───── Records supplied ─────

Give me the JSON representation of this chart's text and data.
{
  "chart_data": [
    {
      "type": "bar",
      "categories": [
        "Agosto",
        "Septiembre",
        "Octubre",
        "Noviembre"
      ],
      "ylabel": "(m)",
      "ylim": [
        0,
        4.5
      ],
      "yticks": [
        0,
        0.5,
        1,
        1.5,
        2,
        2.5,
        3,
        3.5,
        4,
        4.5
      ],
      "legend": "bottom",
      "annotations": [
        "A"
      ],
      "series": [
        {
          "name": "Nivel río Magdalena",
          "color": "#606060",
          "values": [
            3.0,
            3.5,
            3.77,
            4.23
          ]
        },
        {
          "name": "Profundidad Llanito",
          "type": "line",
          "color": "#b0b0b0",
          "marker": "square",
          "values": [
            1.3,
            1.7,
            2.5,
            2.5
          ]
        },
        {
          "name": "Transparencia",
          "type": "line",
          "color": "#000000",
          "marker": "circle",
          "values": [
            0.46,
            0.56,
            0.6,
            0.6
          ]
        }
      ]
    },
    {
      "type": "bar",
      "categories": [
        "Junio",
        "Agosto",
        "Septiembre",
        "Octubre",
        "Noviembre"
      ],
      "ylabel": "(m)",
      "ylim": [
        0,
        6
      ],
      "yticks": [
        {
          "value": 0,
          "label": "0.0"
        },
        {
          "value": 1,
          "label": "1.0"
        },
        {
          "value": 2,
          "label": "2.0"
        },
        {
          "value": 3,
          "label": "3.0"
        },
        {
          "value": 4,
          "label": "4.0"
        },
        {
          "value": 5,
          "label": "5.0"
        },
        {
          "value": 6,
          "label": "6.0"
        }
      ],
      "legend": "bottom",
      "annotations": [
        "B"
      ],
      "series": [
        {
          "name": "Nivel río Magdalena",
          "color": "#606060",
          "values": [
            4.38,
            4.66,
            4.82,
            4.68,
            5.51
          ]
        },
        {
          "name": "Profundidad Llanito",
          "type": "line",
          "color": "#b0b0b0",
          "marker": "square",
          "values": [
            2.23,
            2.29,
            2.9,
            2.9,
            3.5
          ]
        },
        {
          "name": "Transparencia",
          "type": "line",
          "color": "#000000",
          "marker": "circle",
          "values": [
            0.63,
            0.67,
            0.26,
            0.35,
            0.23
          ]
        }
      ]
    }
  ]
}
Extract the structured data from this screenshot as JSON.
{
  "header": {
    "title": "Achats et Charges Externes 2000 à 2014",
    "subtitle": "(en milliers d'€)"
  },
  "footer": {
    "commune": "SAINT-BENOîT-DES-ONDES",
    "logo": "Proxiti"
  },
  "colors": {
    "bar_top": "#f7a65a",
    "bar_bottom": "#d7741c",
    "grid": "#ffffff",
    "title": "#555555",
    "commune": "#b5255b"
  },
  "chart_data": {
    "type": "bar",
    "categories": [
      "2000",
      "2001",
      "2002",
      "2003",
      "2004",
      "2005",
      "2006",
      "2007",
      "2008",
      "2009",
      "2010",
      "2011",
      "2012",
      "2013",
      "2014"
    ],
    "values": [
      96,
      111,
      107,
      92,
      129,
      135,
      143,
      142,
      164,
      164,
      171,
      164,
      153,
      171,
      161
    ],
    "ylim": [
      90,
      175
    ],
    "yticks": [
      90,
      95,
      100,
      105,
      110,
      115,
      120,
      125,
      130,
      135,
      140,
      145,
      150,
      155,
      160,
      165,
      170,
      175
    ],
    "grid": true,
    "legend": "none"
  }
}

─────

Search the lines for the word "JSON" and report how many contain it, by number only.

2